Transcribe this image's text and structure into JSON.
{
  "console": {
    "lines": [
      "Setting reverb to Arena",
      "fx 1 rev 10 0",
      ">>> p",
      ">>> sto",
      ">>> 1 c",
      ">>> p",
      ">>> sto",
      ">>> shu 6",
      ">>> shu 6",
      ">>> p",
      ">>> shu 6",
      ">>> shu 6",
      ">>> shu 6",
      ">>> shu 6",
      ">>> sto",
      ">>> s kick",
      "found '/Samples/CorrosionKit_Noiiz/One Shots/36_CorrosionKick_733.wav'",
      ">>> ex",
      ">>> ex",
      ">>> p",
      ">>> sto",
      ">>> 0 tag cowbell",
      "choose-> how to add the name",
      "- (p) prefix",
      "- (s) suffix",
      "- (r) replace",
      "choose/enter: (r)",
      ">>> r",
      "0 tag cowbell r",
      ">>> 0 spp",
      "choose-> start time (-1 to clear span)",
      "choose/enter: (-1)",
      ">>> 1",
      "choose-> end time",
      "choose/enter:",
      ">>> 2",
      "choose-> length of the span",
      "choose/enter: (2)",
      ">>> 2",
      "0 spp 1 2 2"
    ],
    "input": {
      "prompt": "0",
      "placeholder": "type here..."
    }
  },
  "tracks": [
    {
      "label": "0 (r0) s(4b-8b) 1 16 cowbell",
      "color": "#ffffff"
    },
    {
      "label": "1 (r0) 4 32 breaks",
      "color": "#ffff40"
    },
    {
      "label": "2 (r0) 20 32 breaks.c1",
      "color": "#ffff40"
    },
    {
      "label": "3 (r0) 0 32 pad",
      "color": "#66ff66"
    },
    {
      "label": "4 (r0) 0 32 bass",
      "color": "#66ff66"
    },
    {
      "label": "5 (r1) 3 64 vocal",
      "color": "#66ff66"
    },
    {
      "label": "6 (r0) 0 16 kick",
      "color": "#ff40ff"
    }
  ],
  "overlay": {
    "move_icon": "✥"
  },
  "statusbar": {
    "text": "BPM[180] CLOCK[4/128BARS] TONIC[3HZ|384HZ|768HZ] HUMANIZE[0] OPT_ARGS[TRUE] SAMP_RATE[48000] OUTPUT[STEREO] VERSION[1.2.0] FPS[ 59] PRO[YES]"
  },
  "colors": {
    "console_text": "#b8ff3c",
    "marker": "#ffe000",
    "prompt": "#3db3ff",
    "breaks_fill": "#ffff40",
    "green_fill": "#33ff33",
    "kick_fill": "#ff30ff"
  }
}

┄┄┄┄┄┄┄┄┄┄┄┄┄┄┄┄┄┄┄┄

Stated problem: All of the data needs to be reproduced exactly, with no line missing.

Answer to the exercise:
Transcribe this image's text and structure into JSON.
{
  "console": {
    "lines": [
      "Setting reverb to Arena",
      "fx 1 rev 10 0",
      ">>> p",
      ">>> sto",
      ">>> 1 c",
      ">>> p",
      ">>> sto",
      ">>> shu 6",
      ">>> shu 6",
      ">>> p",
      ">>> shu 6",
      ">>> shu 6",
      ">>> shu 6",
      ">>> shu 6",
      ">>> sto",
      ">>> s kick",
      "found '/Samples/CorrosionKit_Noiiz/One Shots/36_CorrosionKick_733.wav'",
      ">>> ex",
      ">>> ex",
      ">>> p",
      ">>> sto",
      ">>> 0 tag cowbell",
      "choose-> how to add the name",
      "- (p) prefix",
      "- (s) suffix",
      "- (r) replace",
      "choose/enter: (r)",
      ">>> r",
      "0 tag cowbell r",
      ">>> 0 spp",
      "choose-> start time (-1 to clear span)",
      "choose/enter: (-1)",
      ">>> 1",
      "choose-> end time",
      "choose/enter:",
      ">>> 2",
      "choose-> length of the span",
      "choose/enter: (2)",
      ">>> 2",
      "0 spp 1 2 2"
    ],
    "input": {
      "prompt": "0",
      "placeholder": "type here..."
    }
  },
  "tracks": [
    {
      "label": "0 (r0) s(4b-8b) 1 16 cowbell",
      "color": "#ffffff"
    },
    {
      "label": "1 (r0) 4 32 breaks",
      "color": "#ffff40"
    },
    {
      "label": "2 (r0) 20 32 breaks.c1",
      "color": "#ffff40"
    },
    {
      "label": "3 (r0) 0 32 pad",
      "color": "#66ff66"
    },
    {
      "label": "4 (r0) 0 32 bass",
      "color": "#66ff66"
    },
    {
      "label": "5 (r1) 3 64 vocal",
      "color": "#66ff66"
    },
    {
      "label": "6 (r0) 0 16 kick",
      "color": "#ff40ff"
    }
  ],
  "overlay": {
    "move_icon": "✥"
  },
  "statusbar": {
    "text": "BPM[180] CLOCK[4/128BARS] TONIC[3HZ|384HZ|768HZ] HUMANIZE[0] OPT_ARGS[TRUE] SAMP_RATE[48000] OUTPUT[STEREO] VERSION[1.2.0] FPS[ 59] PRO[YES]"
  },
  "colors": {
    "console_text": "#b8ff3c",
    "marker": "#ffe000",
    "prompt": "#3db3ff",
    "breaks_fill": "#ffff40",
    "green_fill": "#33ff33",
    "kick_fill": "#ff30ff"
  }
}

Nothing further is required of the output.